━━ PROVIDED DATA ━━
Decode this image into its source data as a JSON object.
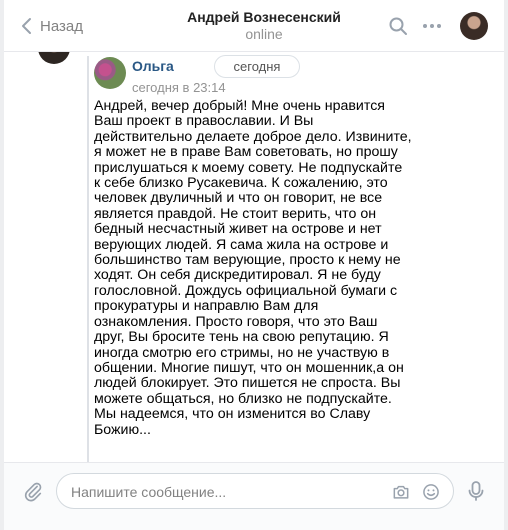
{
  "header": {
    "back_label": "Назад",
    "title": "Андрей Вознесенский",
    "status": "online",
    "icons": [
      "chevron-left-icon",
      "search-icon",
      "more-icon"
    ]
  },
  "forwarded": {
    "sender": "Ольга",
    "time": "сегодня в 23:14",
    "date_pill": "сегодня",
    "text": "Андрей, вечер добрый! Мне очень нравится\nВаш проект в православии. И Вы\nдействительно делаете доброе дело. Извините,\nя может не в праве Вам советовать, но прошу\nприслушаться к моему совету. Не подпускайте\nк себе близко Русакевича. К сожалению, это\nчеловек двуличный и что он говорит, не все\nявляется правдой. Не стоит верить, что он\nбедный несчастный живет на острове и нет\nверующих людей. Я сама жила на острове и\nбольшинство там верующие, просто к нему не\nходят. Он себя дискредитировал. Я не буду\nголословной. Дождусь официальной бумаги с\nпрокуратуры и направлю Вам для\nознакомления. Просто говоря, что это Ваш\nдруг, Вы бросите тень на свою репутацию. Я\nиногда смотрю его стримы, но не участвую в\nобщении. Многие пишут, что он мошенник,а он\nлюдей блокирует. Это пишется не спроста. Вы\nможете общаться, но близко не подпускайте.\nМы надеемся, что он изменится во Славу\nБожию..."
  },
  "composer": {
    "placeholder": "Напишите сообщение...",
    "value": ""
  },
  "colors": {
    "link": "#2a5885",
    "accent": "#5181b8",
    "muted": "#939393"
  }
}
━━━
━━ PROVIDED DATA ━━
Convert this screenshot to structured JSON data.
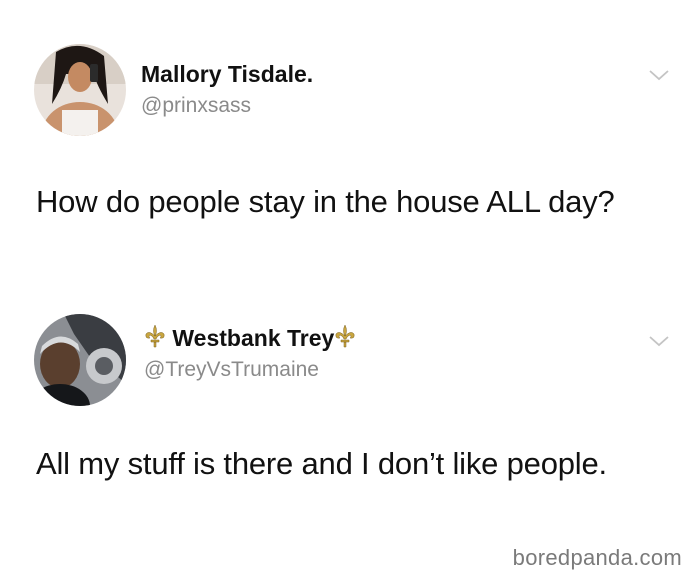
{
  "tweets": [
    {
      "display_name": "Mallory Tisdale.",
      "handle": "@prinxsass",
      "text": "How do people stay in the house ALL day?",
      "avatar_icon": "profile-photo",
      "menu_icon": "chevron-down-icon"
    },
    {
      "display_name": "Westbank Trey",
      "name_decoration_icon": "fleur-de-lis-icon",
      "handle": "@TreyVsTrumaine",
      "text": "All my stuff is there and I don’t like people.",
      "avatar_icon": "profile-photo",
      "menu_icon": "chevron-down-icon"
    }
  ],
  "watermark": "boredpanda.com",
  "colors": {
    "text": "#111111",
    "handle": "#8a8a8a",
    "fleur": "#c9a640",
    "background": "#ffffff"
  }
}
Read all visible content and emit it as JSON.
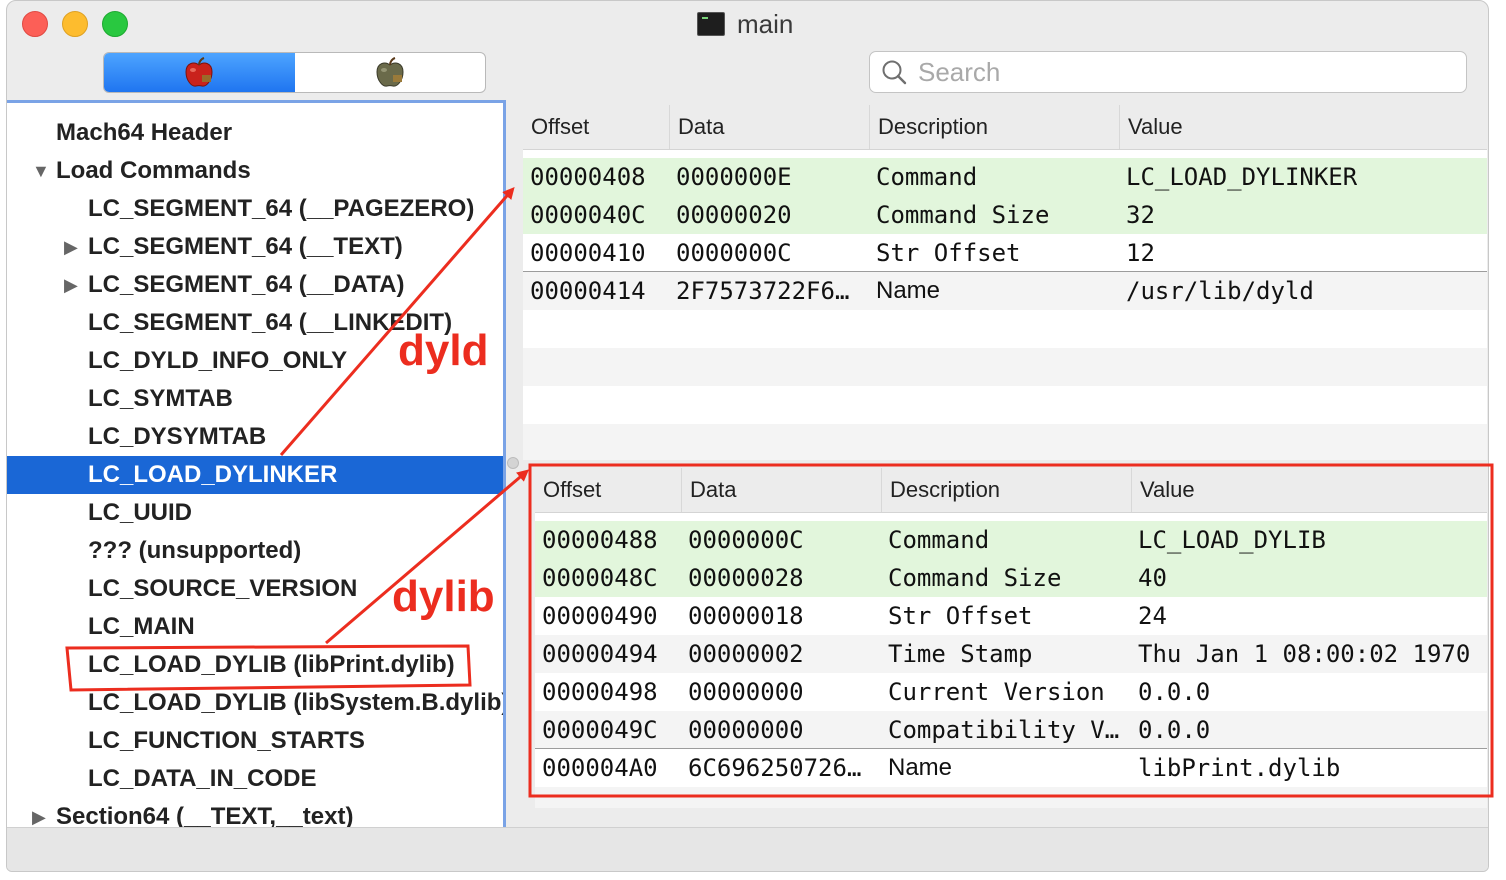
━━━
> DIRECTIONS FOR THIS TASK: Retype only the lines above from the one with "Convert this screenshot" through the one with "Read all visible content and emit it as JSON.", exactly and with both ends. Images stay out.

> THE RESULT:
Convert this screenshot to structured JSON data.
{
  "tweets": [
    {
      "display_name": "Mallory Tisdale.",
      "handle": "@prinxsass",
      "text": "How do people stay in the house ALL day?",
      "avatar_icon": "profile-photo",
      "menu_icon": "chevron-down-icon"
    },
    {
      "display_name": "Westbank Trey",
      "name_decoration_icon": "fleur-de-lis-icon",
      "handle": "@TreyVsTrumaine",
      "text": "All my stuff is there and I don’t like people.",
      "avatar_icon": "profile-photo",
      "menu_icon": "chevron-down-icon"
    }
  ],
  "watermark": "boredpanda.com",
  "colors": {
    "text": "#111111",
    "handle": "#8a8a8a",
    "fleur": "#c9a640",
    "background": "#ffffff"
  }
}
Read all visible content and emit it as JSON.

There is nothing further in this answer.